╭─ Data supplied
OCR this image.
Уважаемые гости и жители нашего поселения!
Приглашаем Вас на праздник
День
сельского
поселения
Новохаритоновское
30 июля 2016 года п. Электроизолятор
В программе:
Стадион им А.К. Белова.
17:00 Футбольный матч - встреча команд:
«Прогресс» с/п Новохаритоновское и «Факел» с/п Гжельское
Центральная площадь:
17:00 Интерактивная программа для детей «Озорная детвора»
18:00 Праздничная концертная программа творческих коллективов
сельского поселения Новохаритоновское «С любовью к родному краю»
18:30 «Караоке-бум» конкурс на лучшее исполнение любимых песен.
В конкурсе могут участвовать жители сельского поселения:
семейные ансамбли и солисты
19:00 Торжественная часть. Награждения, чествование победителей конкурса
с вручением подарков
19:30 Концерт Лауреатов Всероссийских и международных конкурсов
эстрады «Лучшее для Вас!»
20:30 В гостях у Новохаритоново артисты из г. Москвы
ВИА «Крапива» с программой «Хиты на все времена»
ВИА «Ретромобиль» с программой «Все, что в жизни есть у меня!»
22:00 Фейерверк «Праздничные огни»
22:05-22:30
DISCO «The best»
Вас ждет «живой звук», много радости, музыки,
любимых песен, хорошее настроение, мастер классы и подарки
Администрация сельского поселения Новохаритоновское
╰─
> Problem description
Output the listing above word for word.

> Result of this exercise
OCR this image.
Уважаемые гости и жители нашего поселения!
Приглашаем Вас на праздник
День
сельского
поселения
Новохаритоновское
30 июля 2016 года п. Электроизолятор
В программе:
Стадион им А.К. Белова.
17:00 Футбольный матч - встреча команд:
«Прогресс» с/п Новохаритоновское и «Факел» с/п Гжельское
Центральная площадь:
17:00 Интерактивная программа для детей «Озорная детвора»
18:00 Праздничная концертная программа творческих коллективов
сельского поселения Новохаритоновское «С любовью к родному краю»
18:30 «Караоке-бум» конкурс на лучшее исполнение любимых песен.
В конкурсе могут участвовать жители сельского поселения:
семейные ансамбли и солисты
19:00 Торжественная часть. Награждения, чествование победителей конкурса
с вручением подарков
19:30 Концерт Лауреатов Всероссийских и международных конкурсов
эстрады «Лучшее для Вас!»
20:30 В гостях у Новохаритоново артисты из г. Москвы
ВИА «Крапива» с программой «Хиты на все времена»
ВИА «Ретромобиль» с программой «Все, что в жизни есть у меня!»
22:00 Фейерверк «Праздничные огни»
22:05-22:30
DISCO «The best»
Вас ждет «живой звук», много радости, музыки,
любимых песен, хорошее настроение, мастер классы и подарки
Администрация сельского поселения Новохаритоновское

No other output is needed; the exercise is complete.